(Rows from a dataset)
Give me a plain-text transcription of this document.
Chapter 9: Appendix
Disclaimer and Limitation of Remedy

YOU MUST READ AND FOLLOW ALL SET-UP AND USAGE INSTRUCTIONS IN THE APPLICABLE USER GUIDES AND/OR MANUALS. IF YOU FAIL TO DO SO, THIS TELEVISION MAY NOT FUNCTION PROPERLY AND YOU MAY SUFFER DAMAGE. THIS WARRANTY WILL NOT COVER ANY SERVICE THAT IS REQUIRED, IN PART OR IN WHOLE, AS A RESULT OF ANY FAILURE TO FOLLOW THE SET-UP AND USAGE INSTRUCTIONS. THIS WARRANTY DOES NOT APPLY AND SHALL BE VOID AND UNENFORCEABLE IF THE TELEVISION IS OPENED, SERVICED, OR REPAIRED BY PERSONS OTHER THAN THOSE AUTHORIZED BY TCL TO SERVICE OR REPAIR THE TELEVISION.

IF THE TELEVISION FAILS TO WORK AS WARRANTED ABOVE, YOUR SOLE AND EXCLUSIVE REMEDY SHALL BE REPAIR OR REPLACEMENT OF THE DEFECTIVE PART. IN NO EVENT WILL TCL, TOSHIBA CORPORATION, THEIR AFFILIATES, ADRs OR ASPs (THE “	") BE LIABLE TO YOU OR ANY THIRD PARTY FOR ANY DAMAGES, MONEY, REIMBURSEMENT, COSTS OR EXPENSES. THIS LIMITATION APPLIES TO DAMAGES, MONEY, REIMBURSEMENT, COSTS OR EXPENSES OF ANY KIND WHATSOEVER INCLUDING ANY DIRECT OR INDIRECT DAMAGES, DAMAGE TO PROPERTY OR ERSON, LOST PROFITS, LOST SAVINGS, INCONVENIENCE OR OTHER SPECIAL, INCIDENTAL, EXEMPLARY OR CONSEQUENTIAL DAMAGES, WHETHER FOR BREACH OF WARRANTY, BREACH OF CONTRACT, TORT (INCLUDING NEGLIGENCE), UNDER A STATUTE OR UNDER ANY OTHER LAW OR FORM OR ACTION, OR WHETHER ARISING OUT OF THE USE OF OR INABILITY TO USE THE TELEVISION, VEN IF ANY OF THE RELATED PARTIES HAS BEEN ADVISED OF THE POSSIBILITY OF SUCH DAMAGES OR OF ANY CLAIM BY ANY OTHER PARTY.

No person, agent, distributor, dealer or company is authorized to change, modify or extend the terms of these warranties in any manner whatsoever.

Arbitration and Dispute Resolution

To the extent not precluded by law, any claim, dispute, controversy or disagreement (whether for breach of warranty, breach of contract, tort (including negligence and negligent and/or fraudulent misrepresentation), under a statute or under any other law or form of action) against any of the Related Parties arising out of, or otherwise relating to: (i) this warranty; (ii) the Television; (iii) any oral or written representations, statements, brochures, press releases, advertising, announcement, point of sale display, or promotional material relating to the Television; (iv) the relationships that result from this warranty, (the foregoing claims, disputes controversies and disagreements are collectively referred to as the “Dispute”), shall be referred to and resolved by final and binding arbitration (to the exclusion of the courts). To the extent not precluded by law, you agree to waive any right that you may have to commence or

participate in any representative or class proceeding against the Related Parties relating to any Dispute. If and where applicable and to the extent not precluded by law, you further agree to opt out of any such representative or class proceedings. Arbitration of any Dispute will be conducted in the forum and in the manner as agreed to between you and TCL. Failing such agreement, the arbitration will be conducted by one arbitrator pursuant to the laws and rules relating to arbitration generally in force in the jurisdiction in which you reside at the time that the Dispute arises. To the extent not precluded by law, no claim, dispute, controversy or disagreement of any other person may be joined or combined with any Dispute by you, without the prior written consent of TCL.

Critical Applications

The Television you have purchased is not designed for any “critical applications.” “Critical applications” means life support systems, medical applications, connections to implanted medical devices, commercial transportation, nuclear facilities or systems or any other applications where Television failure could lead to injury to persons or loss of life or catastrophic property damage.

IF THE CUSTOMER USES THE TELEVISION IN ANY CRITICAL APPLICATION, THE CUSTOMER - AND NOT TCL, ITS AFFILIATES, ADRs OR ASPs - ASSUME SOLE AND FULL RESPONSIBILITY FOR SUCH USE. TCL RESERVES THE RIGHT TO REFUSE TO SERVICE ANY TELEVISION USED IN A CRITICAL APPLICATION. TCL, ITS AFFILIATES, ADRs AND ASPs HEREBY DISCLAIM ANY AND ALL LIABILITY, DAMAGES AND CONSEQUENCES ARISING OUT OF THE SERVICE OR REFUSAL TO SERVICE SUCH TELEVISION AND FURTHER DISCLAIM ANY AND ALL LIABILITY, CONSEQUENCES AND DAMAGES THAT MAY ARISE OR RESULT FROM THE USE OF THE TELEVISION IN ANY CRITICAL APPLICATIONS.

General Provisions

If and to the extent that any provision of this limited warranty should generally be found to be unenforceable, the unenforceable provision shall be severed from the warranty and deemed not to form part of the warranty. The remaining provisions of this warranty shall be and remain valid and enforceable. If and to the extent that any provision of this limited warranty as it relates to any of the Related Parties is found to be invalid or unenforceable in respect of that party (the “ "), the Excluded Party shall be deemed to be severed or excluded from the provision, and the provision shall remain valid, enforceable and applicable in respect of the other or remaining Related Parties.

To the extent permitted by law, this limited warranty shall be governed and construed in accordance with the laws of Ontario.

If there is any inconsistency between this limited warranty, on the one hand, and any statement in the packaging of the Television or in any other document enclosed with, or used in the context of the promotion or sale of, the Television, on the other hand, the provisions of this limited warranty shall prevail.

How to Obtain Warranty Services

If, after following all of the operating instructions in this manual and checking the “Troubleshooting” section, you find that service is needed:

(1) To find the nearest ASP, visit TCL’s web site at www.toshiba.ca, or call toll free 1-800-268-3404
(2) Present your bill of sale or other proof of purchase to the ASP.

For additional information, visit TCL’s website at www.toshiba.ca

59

### Brief
Transcribe all lines as written.

### Result of this task
Give me a plain-text transcription of this document.
Chapter 9: Appendix
Disclaimer and Limitation of Remedy

YOU MUST READ AND FOLLOW ALL SET-UP AND USAGE INSTRUCTIONS IN THE APPLICABLE USER GUIDES AND/OR MANUALS. IF YOU FAIL TO DO SO, THIS TELEVISION MAY NOT FUNCTION PROPERLY AND YOU MAY SUFFER DAMAGE. THIS WARRANTY WILL NOT COVER ANY SERVICE THAT IS REQUIRED, IN PART OR IN WHOLE, AS A RESULT OF ANY FAILURE TO FOLLOW THE SET-UP AND USAGE INSTRUCTIONS. THIS WARRANTY DOES NOT APPLY AND SHALL BE VOID AND UNENFORCEABLE IF THE TELEVISION IS OPENED, SERVICED, OR REPAIRED BY PERSONS OTHER THAN THOSE AUTHORIZED BY TCL TO SERVICE OR REPAIR THE TELEVISION.

IF THE TELEVISION FAILS TO WORK AS WARRANTED ABOVE, YOUR SOLE AND EXCLUSIVE REMEDY SHALL BE REPAIR OR REPLACEMENT OF THE DEFECTIVE PART. IN NO EVENT WILL TCL, TOSHIBA CORPORATION, THEIR AFFILIATES, ADRs OR ASPs (THE “	") BE LIABLE TO YOU OR ANY THIRD PARTY FOR ANY DAMAGES, MONEY, REIMBURSEMENT, COSTS OR EXPENSES. THIS LIMITATION APPLIES TO DAMAGES, MONEY, REIMBURSEMENT, COSTS OR EXPENSES OF ANY KIND WHATSOEVER INCLUDING ANY DIRECT OR INDIRECT DAMAGES, DAMAGE TO PROPERTY OR ERSON, LOST PROFITS, LOST SAVINGS, INCONVENIENCE OR OTHER SPECIAL, INCIDENTAL, EXEMPLARY OR CONSEQUENTIAL DAMAGES, WHETHER FOR BREACH OF WARRANTY, BREACH OF CONTRACT, TORT (INCLUDING NEGLIGENCE), UNDER A STATUTE OR UNDER ANY OTHER LAW OR FORM OR ACTION, OR WHETHER ARISING OUT OF THE USE OF OR INABILITY TO USE THE TELEVISION, VEN IF ANY OF THE RELATED PARTIES HAS BEEN ADVISED OF THE POSSIBILITY OF SUCH DAMAGES OR OF ANY CLAIM BY ANY OTHER PARTY.

No person, agent, distributor, dealer or company is authorized to change, modify or extend the terms of these warranties in any manner whatsoever.

Arbitration and Dispute Resolution

To the extent not precluded by law, any claim, dispute, controversy or disagreement (whether for breach of warranty, breach of contract, tort (including negligence and negligent and/or fraudulent misrepresentation), under a statute or under any other law or form of action) against any of the Related Parties arising out of, or otherwise relating to: (i) this warranty; (ii) the Television; (iii) any oral or written representations, statements, brochures, press releases, advertising, announcement, point of sale display, or promotional material relating to the Television; (iv) the relationships that result from this warranty, (the foregoing claims, disputes controversies and disagreements are collectively referred to as the “Dispute”), shall be referred to and resolved by final and binding arbitration (to the exclusion of the courts). To the extent not precluded by law, you agree to waive any right that you may have to commence or

participate in any representative or class proceeding against the Related Parties relating to any Dispute. If and where applicable and to the extent not precluded by law, you further agree to opt out of any such representative or class proceedings. Arbitration of any Dispute will be conducted in the forum and in the manner as agreed to between you and TCL. Failing such agreement, the arbitration will be conducted by one arbitrator pursuant to the laws and rules relating to arbitration generally in force in the jurisdiction in which you reside at the time that the Dispute arises. To the extent not precluded by law, no claim, dispute, controversy or disagreement of any other person may be joined or combined with any Dispute by you, without the prior written consent of TCL.

Critical Applications

The Television you have purchased is not designed for any “critical applications.” “Critical applications” means life support systems, medical applications, connections to implanted medical devices, commercial transportation, nuclear facilities or systems or any other applications where Television failure could lead to injury to persons or loss of life or catastrophic property damage.

IF THE CUSTOMER USES THE TELEVISION IN ANY CRITICAL APPLICATION, THE CUSTOMER - AND NOT TCL, ITS AFFILIATES, ADRs OR ASPs - ASSUME SOLE AND FULL RESPONSIBILITY FOR SUCH USE. TCL RESERVES THE RIGHT TO REFUSE TO SERVICE ANY TELEVISION USED IN A CRITICAL APPLICATION. TCL, ITS AFFILIATES, ADRs AND ASPs HEREBY DISCLAIM ANY AND ALL LIABILITY, DAMAGES AND CONSEQUENCES ARISING OUT OF THE SERVICE OR REFUSAL TO SERVICE SUCH TELEVISION AND FURTHER DISCLAIM ANY AND ALL LIABILITY, CONSEQUENCES AND DAMAGES THAT MAY ARISE OR RESULT FROM THE USE OF THE TELEVISION IN ANY CRITICAL APPLICATIONS.

General Provisions

If and to the extent that any provision of this limited warranty should generally be found to be unenforceable, the unenforceable provision shall be severed from the warranty and deemed not to form part of the warranty. The remaining provisions of this warranty shall be and remain valid and enforceable. If and to the extent that any provision of this limited warranty as it relates to any of the Related Parties is found to be invalid or unenforceable in respect of that party (the “ "), the Excluded Party shall be deemed to be severed or excluded from the provision, and the provision shall remain valid, enforceable and applicable in respect of the other or remaining Related Parties.

To the extent permitted by law, this limited warranty shall be governed and construed in accordance with the laws of Ontario.

If there is any inconsistency between this limited warranty, on the one hand, and any statement in the packaging of the Television or in any other document enclosed with, or used in the context of the promotion or sale of, the Television, on the other hand, the provisions of this limited warranty shall prevail.

How to Obtain Warranty Services

If, after following all of the operating instructions in this manual and checking the “Troubleshooting” section, you find that service is needed:

(1) To find the nearest ASP, visit TCL’s web site at www.toshiba.ca, or call toll free 1-800-268-3404
(2) Present your bill of sale or other proof of purchase to the ASP.

For additional information, visit TCL’s website at www.toshiba.ca

59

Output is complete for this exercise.